THE EXERCISE –
Reproduce the entire listing word for word.

[Data records]
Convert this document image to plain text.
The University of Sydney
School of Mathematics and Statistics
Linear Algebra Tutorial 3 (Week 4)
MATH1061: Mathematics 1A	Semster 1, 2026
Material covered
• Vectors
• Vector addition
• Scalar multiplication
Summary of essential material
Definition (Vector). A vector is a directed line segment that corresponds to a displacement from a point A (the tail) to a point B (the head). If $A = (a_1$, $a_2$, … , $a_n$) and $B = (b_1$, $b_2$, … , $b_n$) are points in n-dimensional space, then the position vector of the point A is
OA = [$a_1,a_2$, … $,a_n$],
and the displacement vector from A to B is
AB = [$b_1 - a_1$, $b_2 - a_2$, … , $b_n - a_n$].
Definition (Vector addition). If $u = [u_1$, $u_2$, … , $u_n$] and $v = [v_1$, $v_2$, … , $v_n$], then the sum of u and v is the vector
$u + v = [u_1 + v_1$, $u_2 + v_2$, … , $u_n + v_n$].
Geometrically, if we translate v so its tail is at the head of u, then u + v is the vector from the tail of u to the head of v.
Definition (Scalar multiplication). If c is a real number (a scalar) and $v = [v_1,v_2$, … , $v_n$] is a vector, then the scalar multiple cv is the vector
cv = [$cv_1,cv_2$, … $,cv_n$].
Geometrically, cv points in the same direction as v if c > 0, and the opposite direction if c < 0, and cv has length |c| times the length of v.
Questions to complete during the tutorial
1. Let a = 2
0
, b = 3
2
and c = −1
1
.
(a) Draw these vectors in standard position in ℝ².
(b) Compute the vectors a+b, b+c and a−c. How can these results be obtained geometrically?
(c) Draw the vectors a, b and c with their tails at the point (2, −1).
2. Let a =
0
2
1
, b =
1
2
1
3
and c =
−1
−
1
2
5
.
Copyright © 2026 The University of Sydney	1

ANSWER FOR THIS EXERCISE –
Convert this document image to plain text.
The University of Sydney
School of Mathematics and Statistics
Linear Algebra Tutorial 3 (Week 4)
MATH1061: Mathematics 1A	Semster 1, 2026
Material covered
• Vectors
• Vector addition
• Scalar multiplication
Summary of essential material
Definition (Vector). A vector is a directed line segment that corresponds to a displacement from a point A (the tail) to a point B (the head). If $A = (a_1$, $a_2$, … , $a_n$) and $B = (b_1$, $b_2$, … , $b_n$) are points in n-dimensional space, then the position vector of the point A is
OA = [$a_1,a_2$, … $,a_n$],
and the displacement vector from A to B is
AB = [$b_1 - a_1$, $b_2 - a_2$, … , $b_n - a_n$].
Definition (Vector addition). If $u = [u_1$, $u_2$, … , $u_n$] and $v = [v_1$, $v_2$, … , $v_n$], then the sum of u and v is the vector
$u + v = [u_1 + v_1$, $u_2 + v_2$, … , $u_n + v_n$].
Geometrically, if we translate v so its tail is at the head of u, then u + v is the vector from the tail of u to the head of v.
Definition (Scalar multiplication). If c is a real number (a scalar) and $v = [v_1,v_2$, … , $v_n$] is a vector, then the scalar multiple cv is the vector
cv = [$cv_1,cv_2$, … $,cv_n$].
Geometrically, cv points in the same direction as v if c > 0, and the opposite direction if c < 0, and cv has length |c| times the length of v.
Questions to complete during the tutorial
1. Let a = 2
0
, b = 3
2
and c = −1
1
.
(a) Draw these vectors in standard position in ℝ².
(b) Compute the vectors a+b, b+c and a−c. How can these results be obtained geometrically?
(c) Draw the vectors a, b and c with their tails at the point (2, −1).
2. Let a =
0
2
1
, b =
1
2
1
3
and c =
−1
−
1
2
5
.
Copyright © 2026 The University of Sydney	1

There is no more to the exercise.